Thursday, October 11, 2007

TOP STORY >>Water line to area will be done in three years

By JOAN MCCOY
Leader staff writer

The $59 million Northbelt Transmission Water Project that will bring water from Lake Maumelle and Lake Winona to Cabot, Jacksonville and North Pulaski Waterworks is on schedule for completion by June 2010. And since Cabot has been granted an increase in the water it can take from its well field, the cost of the 30-inch line that will bring the water from Gravel Ridge, where the Northbelt line ends, to Cabot by the end of 2010 will be paid in cash.

The Northbelt project was proposed by Central Arkansas Water about six years ago after that relatively new entity was formed with the merging of the water departments in Little Rock and North Little Rock.

Bill Cypert, secretary of Cabot Water and Wastewater Commission, which runs the city utilities, told city council members during a recent committee meeting that the water department has already saved $8 million toward the cost of the Gravel Ridge line and will be able to save a total of $11.3 million. That’s important, he said, because it means water rates won’t have to be raised to pay for the line. In fact, no rate increase is expected for eight to 10 years.

Jim Ferguson, director of engineering with Central Arkansas Water, said the cost of providing water through a 42-inch line from an upgraded treatment plant at Cantrell Road and I-430 in Little Rock to Gravel Ridge 17.7 miles away is $43,150,000. From there the participants, who share in that cost based upon the amount of water they will buy, will build their own lines to serve their customers. CAW will pay $13.4 million, while Cabot and Jacksonville will pay $14.1 million and North Pulaski Waterworks will pay $1.5 million.

Cabot’s line from Gravel Ridge to its distribution system is estimated at $11.3 million. Gravel Ridge is essentially the beginning of the distribution systems for Jacksonville and north Pulaski, so their large expenditures are over when the 42-inch line is completed.

Until July, the Arkansas Natural Resources Commission (formerly Soil and Water) limited to 3 million gallons the amount of water Cabot could draw daily from its well field. Since Cabot WaterWorks customers often use 4 million gallons a day, the additional water was purchased from Jacksonville. On July 31, the staff at ANRC recommended that Cabot be allowed to draw 6 million gallons a day until the Northbelt project is completed and then 3 million gallons a day until 2023.

WHAT IS NEEDED =>
Reproduce the passage of the water line article between "Jim Ferguson, director" and "pay $1.5 million.", inclusive.

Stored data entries
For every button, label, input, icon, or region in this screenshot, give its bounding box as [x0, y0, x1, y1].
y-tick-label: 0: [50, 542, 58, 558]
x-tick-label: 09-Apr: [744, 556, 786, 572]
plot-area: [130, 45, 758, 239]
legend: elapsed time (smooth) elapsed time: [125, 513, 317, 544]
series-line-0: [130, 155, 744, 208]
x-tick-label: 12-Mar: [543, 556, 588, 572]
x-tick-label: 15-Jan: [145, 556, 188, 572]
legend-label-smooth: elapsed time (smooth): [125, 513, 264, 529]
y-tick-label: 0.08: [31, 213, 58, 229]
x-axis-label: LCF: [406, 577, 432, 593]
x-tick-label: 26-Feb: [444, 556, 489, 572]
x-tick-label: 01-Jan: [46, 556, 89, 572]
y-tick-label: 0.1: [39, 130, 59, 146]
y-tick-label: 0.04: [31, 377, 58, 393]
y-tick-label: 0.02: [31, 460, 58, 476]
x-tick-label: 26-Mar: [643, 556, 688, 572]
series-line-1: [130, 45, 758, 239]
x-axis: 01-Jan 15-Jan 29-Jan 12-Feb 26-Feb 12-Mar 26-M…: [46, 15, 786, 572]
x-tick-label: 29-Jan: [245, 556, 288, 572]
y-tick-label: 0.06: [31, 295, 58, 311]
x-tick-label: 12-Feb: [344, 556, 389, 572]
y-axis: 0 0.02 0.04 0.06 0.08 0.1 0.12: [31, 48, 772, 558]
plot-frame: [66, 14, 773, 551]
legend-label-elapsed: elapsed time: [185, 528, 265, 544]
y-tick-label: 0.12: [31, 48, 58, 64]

EXERCISE RESULT =>
Jim Ferguson, director of engineering with Central Arkansas Water, said the cost of providing water through a 42-inch line from an upgraded treatment plant at Cantrell Road and I-430 in Little Rock to Gravel Ridge 17.7 miles away is $43,150,000. From there the participants, who share in that cost based upon the amount of water they will buy, will build their own lines to serve their customers. CAW will pay $13.4 million, while Cabot and Jacksonville will pay $14.1 million and North Pulaski Waterworks will pay $1.5 million.